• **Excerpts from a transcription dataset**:
===

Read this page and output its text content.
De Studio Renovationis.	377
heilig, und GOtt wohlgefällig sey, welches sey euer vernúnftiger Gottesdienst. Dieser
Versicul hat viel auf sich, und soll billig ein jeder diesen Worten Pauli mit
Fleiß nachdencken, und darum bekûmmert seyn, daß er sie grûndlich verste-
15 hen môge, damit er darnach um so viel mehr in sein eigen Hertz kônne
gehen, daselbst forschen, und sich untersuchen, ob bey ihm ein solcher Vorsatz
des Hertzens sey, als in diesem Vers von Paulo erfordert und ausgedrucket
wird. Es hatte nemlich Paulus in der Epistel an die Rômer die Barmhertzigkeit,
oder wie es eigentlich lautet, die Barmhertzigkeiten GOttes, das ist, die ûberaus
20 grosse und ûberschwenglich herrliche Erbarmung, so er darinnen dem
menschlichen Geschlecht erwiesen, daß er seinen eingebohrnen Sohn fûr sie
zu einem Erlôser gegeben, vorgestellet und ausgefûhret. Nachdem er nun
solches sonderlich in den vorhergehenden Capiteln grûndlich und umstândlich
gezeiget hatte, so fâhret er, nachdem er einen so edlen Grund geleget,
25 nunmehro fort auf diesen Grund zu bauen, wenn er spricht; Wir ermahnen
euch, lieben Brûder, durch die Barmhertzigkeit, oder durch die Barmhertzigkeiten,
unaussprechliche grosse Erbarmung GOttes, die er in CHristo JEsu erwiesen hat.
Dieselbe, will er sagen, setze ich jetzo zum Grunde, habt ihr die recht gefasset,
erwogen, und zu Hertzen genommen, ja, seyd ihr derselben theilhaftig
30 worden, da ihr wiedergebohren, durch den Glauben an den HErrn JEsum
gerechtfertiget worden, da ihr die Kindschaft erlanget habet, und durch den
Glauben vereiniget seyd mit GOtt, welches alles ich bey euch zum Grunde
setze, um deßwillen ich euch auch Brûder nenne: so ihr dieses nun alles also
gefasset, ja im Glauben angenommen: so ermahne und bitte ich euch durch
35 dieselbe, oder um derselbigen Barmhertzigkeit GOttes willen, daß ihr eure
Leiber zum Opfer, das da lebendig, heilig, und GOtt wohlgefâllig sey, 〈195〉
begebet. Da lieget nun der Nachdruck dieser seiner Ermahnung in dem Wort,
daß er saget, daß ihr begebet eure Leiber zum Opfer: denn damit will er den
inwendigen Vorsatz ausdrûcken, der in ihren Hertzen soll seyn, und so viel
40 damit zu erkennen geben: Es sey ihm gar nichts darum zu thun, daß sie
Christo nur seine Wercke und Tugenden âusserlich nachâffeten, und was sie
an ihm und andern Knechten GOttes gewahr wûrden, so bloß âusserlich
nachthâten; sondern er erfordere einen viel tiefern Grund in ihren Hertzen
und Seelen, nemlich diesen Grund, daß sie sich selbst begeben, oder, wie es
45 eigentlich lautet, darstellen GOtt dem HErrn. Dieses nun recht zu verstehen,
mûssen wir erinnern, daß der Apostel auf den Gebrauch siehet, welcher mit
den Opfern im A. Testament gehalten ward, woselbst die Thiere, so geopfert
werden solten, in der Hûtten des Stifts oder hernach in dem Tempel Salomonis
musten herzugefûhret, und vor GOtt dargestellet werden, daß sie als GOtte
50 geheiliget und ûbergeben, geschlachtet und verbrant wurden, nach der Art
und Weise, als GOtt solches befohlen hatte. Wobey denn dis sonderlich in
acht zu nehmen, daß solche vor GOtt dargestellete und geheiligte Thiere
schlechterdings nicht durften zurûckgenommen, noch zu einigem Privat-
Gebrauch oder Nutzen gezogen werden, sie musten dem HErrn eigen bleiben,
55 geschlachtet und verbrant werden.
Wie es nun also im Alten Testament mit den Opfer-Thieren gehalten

===

• **WHAT THE TASK ASKS**: Report each line in the entries where the string "Grunde" occurs.

• **REPLY**:
Dieselbe, will er sagen, setze ich jetzo zum Grunde, habt ihr die recht gefasset,
Glauben vereiniget seyd mit GOtt, welches alles ich bey euch zum Grunde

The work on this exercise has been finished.